**Provided text:**

The future of AI must not be built on immunity, but on integrity, argues SONNY IROCHE The recent policy direction emerging from Washington, suggesting that the United States should prioritise innovation while shielding artificial intelligence companies from legal liability, has triggered an important global debate.
The argument, at its core, is simple: do not stifle innovation.
But beneath that simplicity lies a far more complex and troubling question, who bears responsibility when AI systems cause harm? As an AI strategist working across banking and finance, governance, policy, and enterprise transformation, I find the current posture deeply instructive, not just for the United States, but for Nigeria and the rest of Africa and other emerging regions that are still shaping their own AI futures.
The White House recommendations, as interpreted by critics, appear to lean toward a familiar model in technological revolutions: protect the innovators first, regulate later.
This was the approach taken during the early days of the internet and social media.

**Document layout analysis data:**

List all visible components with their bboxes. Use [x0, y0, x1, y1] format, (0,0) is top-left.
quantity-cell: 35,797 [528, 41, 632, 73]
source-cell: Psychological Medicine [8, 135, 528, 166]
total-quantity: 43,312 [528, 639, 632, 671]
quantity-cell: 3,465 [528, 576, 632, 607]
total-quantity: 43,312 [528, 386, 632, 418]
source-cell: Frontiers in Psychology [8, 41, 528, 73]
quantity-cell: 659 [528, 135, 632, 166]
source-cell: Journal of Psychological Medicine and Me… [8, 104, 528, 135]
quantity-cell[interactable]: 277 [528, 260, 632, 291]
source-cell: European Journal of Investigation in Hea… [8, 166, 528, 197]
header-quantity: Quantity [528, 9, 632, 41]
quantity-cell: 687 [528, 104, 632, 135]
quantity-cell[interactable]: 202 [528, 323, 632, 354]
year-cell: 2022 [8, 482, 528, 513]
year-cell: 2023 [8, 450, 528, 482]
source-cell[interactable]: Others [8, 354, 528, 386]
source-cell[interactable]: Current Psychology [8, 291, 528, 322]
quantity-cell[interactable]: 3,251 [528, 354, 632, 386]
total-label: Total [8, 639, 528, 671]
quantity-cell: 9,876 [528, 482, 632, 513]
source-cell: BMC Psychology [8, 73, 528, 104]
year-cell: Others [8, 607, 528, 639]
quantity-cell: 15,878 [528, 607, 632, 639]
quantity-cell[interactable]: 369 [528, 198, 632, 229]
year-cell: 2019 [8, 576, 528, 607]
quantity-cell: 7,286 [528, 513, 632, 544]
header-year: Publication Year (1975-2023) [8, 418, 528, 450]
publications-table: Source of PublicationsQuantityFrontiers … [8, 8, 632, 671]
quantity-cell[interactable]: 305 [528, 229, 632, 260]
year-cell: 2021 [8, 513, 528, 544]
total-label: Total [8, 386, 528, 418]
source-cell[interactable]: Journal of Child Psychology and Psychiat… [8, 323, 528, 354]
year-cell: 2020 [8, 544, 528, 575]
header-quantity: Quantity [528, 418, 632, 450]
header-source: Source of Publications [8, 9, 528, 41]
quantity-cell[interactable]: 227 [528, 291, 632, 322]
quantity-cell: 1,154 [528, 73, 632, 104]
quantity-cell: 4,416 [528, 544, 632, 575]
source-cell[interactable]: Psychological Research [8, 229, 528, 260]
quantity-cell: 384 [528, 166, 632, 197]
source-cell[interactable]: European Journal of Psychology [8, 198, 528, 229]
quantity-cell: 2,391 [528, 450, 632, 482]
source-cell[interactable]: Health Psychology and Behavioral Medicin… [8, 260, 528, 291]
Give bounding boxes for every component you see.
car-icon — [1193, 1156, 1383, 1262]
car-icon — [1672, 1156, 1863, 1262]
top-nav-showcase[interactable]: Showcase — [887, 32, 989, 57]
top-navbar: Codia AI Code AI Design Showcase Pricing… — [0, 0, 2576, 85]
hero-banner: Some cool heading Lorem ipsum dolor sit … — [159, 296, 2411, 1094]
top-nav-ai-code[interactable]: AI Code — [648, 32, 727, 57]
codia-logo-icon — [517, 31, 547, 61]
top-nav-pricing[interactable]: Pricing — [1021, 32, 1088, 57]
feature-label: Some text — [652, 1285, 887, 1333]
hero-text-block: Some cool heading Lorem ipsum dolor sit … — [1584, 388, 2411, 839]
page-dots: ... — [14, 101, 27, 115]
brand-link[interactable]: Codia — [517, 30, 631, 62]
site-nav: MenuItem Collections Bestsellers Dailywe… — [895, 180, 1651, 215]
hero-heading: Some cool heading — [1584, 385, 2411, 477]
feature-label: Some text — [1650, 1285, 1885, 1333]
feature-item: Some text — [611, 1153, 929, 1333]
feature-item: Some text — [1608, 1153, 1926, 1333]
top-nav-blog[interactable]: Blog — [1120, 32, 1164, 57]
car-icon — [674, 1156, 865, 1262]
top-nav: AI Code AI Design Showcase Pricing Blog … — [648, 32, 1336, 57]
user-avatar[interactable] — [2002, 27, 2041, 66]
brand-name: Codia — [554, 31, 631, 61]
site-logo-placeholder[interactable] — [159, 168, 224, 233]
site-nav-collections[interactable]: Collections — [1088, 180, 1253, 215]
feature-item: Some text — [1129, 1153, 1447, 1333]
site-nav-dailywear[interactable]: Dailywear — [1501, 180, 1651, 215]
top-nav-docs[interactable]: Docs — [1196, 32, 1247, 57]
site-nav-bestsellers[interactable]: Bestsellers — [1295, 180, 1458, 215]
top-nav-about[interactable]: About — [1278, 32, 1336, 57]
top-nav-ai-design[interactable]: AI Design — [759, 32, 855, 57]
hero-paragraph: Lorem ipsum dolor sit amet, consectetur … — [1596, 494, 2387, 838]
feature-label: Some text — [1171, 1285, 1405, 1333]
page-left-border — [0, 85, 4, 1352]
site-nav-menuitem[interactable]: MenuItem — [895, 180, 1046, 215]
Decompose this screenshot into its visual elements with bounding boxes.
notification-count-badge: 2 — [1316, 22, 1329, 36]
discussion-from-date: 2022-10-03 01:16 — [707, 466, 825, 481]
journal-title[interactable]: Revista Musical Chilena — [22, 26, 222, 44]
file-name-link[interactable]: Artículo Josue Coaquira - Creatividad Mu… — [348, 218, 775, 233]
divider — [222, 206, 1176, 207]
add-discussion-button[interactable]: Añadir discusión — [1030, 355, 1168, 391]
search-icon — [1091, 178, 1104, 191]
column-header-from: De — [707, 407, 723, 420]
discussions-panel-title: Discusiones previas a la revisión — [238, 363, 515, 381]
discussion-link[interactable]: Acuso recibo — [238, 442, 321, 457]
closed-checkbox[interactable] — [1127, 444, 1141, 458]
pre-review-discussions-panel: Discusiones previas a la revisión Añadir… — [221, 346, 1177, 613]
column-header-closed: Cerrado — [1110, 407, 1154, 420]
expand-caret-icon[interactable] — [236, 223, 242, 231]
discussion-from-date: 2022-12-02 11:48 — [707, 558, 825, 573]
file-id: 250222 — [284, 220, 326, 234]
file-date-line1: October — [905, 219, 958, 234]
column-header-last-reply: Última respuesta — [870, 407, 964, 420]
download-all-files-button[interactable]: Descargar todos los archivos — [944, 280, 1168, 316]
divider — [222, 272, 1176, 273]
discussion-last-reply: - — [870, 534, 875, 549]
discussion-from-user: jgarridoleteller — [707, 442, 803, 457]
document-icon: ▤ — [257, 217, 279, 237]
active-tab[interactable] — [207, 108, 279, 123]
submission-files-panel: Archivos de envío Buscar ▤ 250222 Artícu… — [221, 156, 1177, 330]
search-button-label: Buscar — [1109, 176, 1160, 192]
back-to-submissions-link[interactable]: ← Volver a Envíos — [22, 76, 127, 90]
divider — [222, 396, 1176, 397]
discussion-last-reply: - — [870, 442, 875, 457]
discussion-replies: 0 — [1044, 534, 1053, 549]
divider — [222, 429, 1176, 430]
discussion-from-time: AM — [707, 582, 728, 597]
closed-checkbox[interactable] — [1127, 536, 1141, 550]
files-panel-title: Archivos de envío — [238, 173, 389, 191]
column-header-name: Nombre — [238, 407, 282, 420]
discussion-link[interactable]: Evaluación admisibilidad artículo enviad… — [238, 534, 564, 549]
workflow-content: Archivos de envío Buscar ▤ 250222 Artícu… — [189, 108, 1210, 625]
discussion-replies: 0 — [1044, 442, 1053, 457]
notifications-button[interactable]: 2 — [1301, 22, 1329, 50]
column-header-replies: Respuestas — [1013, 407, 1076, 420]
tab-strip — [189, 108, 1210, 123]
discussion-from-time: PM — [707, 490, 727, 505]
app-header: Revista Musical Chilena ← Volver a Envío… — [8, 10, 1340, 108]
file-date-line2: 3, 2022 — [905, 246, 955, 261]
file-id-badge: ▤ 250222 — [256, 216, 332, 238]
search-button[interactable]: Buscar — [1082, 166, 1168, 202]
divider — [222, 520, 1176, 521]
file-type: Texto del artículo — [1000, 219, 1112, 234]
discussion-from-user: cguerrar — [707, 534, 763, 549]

**Task requirements:**
(a) Can you print the part of the op-ed on AI liability between "The future of" and "important global debate.", inclusive?
(b) How would you shorten the paragraph of the op-ed on AI liability that begins "But beneath that simplicity" while keeping its main facts?
The items stand apart from the op-ed on AI liability and are separate material.

**Responses per task:**
(a)
The future of AI must not be built on immunity, but on integrity, argues SONNY IROCHE The recent policy direction emerging from Washington, suggesting that the United States should prioritise innovation while shielding artificial intelligence companies from legal liability, has triggered an important global debate.

(b) Underneath the simple call not to stifle innovation lies a harder question: who is responsible when AI systems cause harm? Speaking as an AI strategist in banking and finance, governance, policy, and enterprise transformation, the author sees the current posture as instructive for the United States and also for Nigeria, the rest of Africa, and other emerging regions still shaping their AI futures.